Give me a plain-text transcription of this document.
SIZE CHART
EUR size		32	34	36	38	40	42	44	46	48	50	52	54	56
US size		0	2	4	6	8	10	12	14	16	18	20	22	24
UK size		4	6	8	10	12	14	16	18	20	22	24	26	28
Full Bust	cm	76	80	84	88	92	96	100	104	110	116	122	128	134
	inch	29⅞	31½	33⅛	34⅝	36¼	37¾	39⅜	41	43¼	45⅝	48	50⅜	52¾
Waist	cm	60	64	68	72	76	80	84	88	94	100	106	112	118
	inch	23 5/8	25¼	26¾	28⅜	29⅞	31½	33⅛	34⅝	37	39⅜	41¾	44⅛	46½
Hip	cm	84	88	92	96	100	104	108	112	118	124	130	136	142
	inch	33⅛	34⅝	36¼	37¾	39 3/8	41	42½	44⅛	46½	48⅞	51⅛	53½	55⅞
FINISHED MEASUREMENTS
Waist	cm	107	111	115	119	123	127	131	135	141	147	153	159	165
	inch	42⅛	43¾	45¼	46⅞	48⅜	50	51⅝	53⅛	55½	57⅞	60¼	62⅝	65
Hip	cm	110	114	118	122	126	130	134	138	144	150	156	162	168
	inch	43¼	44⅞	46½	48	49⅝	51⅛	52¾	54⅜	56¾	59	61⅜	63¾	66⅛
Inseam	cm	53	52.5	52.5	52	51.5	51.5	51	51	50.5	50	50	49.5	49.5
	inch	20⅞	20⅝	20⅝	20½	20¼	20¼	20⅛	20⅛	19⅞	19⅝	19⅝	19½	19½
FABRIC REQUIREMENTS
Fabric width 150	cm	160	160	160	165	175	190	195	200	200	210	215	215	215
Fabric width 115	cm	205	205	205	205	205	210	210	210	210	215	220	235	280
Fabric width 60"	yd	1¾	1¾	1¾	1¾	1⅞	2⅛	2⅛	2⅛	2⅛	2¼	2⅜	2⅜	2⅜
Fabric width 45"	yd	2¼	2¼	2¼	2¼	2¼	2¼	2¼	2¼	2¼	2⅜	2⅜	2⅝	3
----
▶ _TASK_
Across all the entries, count the lines that contain the word "Waist" and give the number by itself.

▶ _RESULT FOR THIS EXERCISE_
2